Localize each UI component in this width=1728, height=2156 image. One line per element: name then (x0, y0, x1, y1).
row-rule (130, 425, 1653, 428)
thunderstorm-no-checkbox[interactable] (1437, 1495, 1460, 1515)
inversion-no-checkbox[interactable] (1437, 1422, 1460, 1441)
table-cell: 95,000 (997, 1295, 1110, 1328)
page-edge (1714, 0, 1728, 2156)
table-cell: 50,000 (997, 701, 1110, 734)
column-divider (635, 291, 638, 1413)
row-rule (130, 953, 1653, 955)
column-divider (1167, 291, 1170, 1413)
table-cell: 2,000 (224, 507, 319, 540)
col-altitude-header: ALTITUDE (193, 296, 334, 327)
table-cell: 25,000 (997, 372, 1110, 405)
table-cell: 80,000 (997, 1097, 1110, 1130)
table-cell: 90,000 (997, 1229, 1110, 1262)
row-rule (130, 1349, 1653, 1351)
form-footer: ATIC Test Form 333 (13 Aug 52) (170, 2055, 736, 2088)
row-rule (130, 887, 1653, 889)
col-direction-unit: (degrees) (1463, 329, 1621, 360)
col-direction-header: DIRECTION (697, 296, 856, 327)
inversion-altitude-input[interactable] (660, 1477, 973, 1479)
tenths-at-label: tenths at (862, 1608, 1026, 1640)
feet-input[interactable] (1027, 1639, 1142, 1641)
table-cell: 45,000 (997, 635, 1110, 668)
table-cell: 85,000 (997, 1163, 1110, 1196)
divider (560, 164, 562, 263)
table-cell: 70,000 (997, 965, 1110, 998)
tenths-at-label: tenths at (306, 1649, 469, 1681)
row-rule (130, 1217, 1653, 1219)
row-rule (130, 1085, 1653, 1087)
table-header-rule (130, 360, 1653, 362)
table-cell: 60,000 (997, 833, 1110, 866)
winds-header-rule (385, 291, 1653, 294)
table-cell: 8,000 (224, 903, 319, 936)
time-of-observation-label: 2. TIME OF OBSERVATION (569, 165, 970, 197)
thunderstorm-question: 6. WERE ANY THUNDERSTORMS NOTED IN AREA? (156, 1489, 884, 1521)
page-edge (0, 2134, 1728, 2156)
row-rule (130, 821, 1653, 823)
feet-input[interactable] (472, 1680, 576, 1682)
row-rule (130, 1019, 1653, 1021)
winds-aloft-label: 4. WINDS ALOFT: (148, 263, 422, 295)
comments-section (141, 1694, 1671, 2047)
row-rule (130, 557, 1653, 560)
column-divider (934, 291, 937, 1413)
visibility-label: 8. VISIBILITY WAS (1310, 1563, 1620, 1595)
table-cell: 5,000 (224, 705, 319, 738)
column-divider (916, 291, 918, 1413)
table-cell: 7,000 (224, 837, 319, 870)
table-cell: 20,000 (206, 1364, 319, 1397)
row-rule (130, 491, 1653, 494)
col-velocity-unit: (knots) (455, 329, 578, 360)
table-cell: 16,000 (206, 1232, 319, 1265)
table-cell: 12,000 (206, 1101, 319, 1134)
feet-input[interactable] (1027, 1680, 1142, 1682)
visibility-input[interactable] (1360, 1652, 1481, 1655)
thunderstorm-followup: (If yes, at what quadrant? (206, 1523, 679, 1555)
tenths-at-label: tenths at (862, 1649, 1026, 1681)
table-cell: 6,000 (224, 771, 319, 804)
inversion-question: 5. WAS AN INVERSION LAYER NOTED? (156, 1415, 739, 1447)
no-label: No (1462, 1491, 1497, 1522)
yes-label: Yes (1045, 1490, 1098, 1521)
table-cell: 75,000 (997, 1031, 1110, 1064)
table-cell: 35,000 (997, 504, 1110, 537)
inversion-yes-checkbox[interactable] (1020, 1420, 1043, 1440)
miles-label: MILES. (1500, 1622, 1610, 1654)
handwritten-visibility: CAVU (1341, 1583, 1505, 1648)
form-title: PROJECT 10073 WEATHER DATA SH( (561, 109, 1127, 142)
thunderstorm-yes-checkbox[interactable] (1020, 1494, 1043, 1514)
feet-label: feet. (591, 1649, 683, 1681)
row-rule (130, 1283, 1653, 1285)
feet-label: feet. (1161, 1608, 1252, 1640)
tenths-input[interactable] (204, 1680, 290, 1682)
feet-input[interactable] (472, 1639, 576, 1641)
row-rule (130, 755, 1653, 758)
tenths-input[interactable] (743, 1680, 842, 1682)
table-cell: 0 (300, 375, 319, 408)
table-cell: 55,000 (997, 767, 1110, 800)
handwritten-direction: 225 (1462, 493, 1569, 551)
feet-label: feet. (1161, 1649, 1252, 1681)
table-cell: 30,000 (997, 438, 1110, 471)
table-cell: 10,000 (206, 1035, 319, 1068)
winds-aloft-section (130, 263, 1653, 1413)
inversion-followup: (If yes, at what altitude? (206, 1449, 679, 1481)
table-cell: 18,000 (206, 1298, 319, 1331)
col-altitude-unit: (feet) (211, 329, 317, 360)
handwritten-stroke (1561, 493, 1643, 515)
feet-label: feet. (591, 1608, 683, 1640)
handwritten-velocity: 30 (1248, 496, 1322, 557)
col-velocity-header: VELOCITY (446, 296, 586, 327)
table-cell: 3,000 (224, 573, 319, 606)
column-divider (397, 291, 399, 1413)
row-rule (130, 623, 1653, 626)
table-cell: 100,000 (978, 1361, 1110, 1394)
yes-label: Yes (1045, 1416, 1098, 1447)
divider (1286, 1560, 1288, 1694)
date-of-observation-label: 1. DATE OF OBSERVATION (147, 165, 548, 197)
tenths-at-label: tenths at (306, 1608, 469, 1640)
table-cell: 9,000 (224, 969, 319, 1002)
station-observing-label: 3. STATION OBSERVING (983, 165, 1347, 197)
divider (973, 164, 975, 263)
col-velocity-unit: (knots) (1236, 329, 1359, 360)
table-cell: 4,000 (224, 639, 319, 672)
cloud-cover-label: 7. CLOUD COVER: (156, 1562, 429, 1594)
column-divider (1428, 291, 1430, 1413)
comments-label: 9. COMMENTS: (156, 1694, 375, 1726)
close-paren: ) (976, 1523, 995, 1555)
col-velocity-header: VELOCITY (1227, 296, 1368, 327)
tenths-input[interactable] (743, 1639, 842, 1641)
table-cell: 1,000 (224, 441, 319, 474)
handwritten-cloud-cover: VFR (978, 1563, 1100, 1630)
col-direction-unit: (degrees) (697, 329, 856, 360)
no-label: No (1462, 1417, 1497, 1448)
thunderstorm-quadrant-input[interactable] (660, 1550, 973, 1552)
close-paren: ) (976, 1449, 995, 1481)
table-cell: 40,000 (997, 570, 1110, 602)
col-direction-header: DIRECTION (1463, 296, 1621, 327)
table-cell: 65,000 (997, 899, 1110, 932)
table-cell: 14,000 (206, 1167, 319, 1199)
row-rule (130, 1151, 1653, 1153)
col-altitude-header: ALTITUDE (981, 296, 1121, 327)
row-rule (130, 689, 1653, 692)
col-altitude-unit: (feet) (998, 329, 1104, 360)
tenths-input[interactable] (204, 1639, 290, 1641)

**KORTE OPDRACHT**
Geef alle regels van het materiaal hierboven letterlijk en volledig opnieuw weer.

**VERWACHT RESULTAAT**
Localize each UI component in this width=1728, height=2156 image. One line per element: name then (x0, y0, x1, y1).
row-rule (130, 425, 1653, 428)
thunderstorm-no-checkbox[interactable] (1437, 1495, 1460, 1515)
inversion-no-checkbox[interactable] (1437, 1422, 1460, 1441)
table-cell: 95,000 (997, 1295, 1110, 1328)
page-edge (1714, 0, 1728, 2156)
table-cell: 50,000 (997, 701, 1110, 734)
column-divider (635, 291, 638, 1413)
row-rule (130, 953, 1653, 955)
column-divider (1167, 291, 1170, 1413)
table-cell: 2,000 (224, 507, 319, 540)
col-altitude-header: ALTITUDE (193, 296, 334, 327)
table-cell: 25,000 (997, 372, 1110, 405)
table-cell: 80,000 (997, 1097, 1110, 1130)
table-cell: 90,000 (997, 1229, 1110, 1262)
row-rule (130, 1349, 1653, 1351)
form-footer: ATIC Test Form 333 (13 Aug 52) (170, 2055, 736, 2088)
row-rule (130, 887, 1653, 889)
col-direction-unit: (degrees) (1463, 329, 1621, 360)
col-direction-header: DIRECTION (697, 296, 856, 327)
inversion-altitude-input[interactable] (660, 1477, 973, 1479)
tenths-at-label: tenths at (862, 1608, 1026, 1640)
feet-input[interactable] (1027, 1639, 1142, 1641)
table-cell: 45,000 (997, 635, 1110, 668)
table-cell: 85,000 (997, 1163, 1110, 1196)
divider (560, 164, 562, 263)
table-cell: 70,000 (997, 965, 1110, 998)
tenths-at-label: tenths at (306, 1649, 469, 1681)
row-rule (130, 1217, 1653, 1219)
row-rule (130, 1085, 1653, 1087)
table-header-rule (130, 360, 1653, 362)
table-cell: 60,000 (997, 833, 1110, 866)
winds-header-rule (385, 291, 1653, 294)
table-cell: 8,000 (224, 903, 319, 936)
time-of-observation-label: 2. TIME OF OBSERVATION (569, 165, 970, 197)
thunderstorm-question: 6. WERE ANY THUNDERSTORMS NOTED IN AREA? (156, 1489, 884, 1521)
page-edge (0, 2134, 1728, 2156)
row-rule (130, 821, 1653, 823)
feet-input[interactable] (472, 1680, 576, 1682)
row-rule (130, 1019, 1653, 1021)
winds-aloft-label: 4. WINDS ALOFT: (148, 263, 422, 295)
comments-section (141, 1694, 1671, 2047)
row-rule (130, 557, 1653, 560)
column-divider (934, 291, 937, 1413)
visibility-label: 8. VISIBILITY WAS (1310, 1563, 1620, 1595)
table-cell: 5,000 (224, 705, 319, 738)
column-divider (916, 291, 918, 1413)
table-cell: 7,000 (224, 837, 319, 870)
table-cell: 20,000 (206, 1364, 319, 1397)
row-rule (130, 491, 1653, 494)
col-velocity-unit: (knots) (455, 329, 578, 360)
table-cell: 16,000 (206, 1232, 319, 1265)
table-cell: 12,000 (206, 1101, 319, 1134)
feet-input[interactable] (1027, 1680, 1142, 1682)
visibility-input[interactable] (1360, 1652, 1481, 1655)
thunderstorm-followup: (If yes, at what quadrant? (206, 1523, 679, 1555)
tenths-at-label: tenths at (862, 1649, 1026, 1681)
table-cell: 6,000 (224, 771, 319, 804)
inversion-question: 5. WAS AN INVERSION LAYER NOTED? (156, 1415, 739, 1447)
no-label: No (1462, 1491, 1497, 1522)
yes-label: Yes (1045, 1490, 1098, 1521)
table-cell: 75,000 (997, 1031, 1110, 1064)
table-cell: 35,000 (997, 504, 1110, 537)
inversion-yes-checkbox[interactable] (1020, 1420, 1043, 1440)
miles-label: MILES. (1500, 1622, 1610, 1654)
handwritten-visibility: CAVU (1341, 1583, 1505, 1648)
form-title: PROJECT 10073 WEATHER DATA SH( (561, 109, 1127, 142)
thunderstorm-yes-checkbox[interactable] (1020, 1494, 1043, 1514)
feet-label: feet. (591, 1649, 683, 1681)
row-rule (130, 1283, 1653, 1285)
feet-label: feet. (1161, 1608, 1252, 1640)
tenths-input[interactable] (204, 1680, 290, 1682)
feet-input[interactable] (472, 1639, 576, 1641)
row-rule (130, 755, 1653, 758)
tenths-input[interactable] (743, 1680, 842, 1682)
table-cell: 0 (300, 375, 319, 408)
table-cell: 55,000 (997, 767, 1110, 800)
handwritten-direction: 225 (1462, 493, 1569, 551)
feet-label: feet. (1161, 1649, 1252, 1681)
table-cell: 30,000 (997, 438, 1110, 471)
table-cell: 10,000 (206, 1035, 319, 1068)
winds-aloft-section (130, 263, 1653, 1413)
inversion-followup: (If yes, at what altitude? (206, 1449, 679, 1481)
table-cell: 18,000 (206, 1298, 319, 1331)
col-altitude-unit: (feet) (211, 329, 317, 360)
handwritten-stroke (1561, 493, 1643, 515)
feet-label: feet. (591, 1608, 683, 1640)
handwritten-velocity: 30 (1248, 496, 1322, 557)
col-velocity-header: VELOCITY (446, 296, 586, 327)
table-cell: 3,000 (224, 573, 319, 606)
column-divider (397, 291, 399, 1413)
row-rule (130, 623, 1653, 626)
table-cell: 100,000 (978, 1361, 1110, 1394)
yes-label: Yes (1045, 1416, 1098, 1447)
divider (1286, 1560, 1288, 1694)
date-of-observation-label: 1. DATE OF OBSERVATION (147, 165, 548, 197)
tenths-at-label: tenths at (306, 1608, 469, 1640)
table-cell: 9,000 (224, 969, 319, 1002)
station-observing-label: 3. STATION OBSERVING (983, 165, 1347, 197)
divider (973, 164, 975, 263)
col-velocity-unit: (knots) (1236, 329, 1359, 360)
table-cell: 4,000 (224, 639, 319, 672)
cloud-cover-label: 7. CLOUD COVER: (156, 1562, 429, 1594)
column-divider (1428, 291, 1430, 1413)
comments-label: 9. COMMENTS: (156, 1694, 375, 1726)
close-paren: ) (976, 1523, 995, 1555)
col-velocity-header: VELOCITY (1227, 296, 1368, 327)
tenths-input[interactable] (743, 1639, 842, 1641)
table-cell: 1,000 (224, 441, 319, 474)
handwritten-cloud-cover: VFR (978, 1563, 1100, 1630)
col-direction-unit: (degrees) (697, 329, 856, 360)
no-label: No (1462, 1417, 1497, 1448)
thunderstorm-quadrant-input[interactable] (660, 1550, 973, 1552)
close-paren: ) (976, 1449, 995, 1481)
table-cell: 40,000 (997, 570, 1110, 602)
col-direction-header: DIRECTION (1463, 296, 1621, 327)
table-cell: 65,000 (997, 899, 1110, 932)
table-cell: 14,000 (206, 1167, 319, 1199)
row-rule (130, 1151, 1653, 1153)
col-altitude-header: ALTITUDE (981, 296, 1121, 327)
row-rule (130, 689, 1653, 692)
col-altitude-unit: (feet) (998, 329, 1104, 360)
tenths-input[interactable] (204, 1639, 290, 1641)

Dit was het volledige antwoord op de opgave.